_Task requirements_.
Skip every image and restate the data word for word.

_Records shown_.
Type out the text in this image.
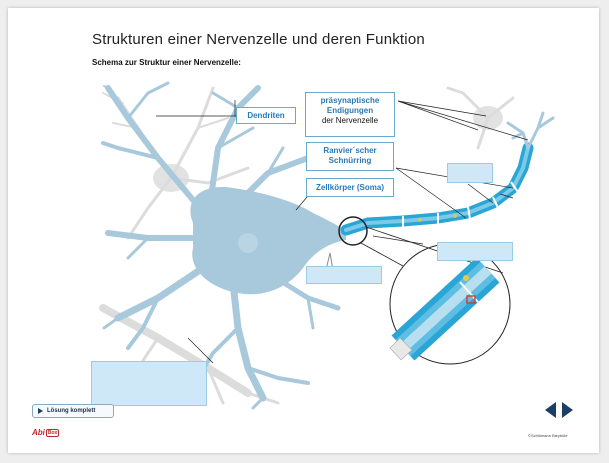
Strukturen einer Nervenzelle und deren Funktion
Schema zur Struktur einer Nervenzelle:
Dendriten
präsynaptische
Endigungen
der Nervenzelle
Ranvier´scher
Schnürring
Zellkörper (Soma)
Lösung komplett
Abi Box	©Schlömann Bleybüle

_Response to this exercise_.
Type out the text in this image.
Strukturen einer Nervenzelle und deren Funktion
Schema zur Struktur einer Nervenzelle:
Dendriten
präsynaptische
Endigungen
der Nervenzelle
Ranvier´scher
Schnürring
Zellkörper (Soma)
Lösung komplett
Abi Box	©Schlömann Bleybüle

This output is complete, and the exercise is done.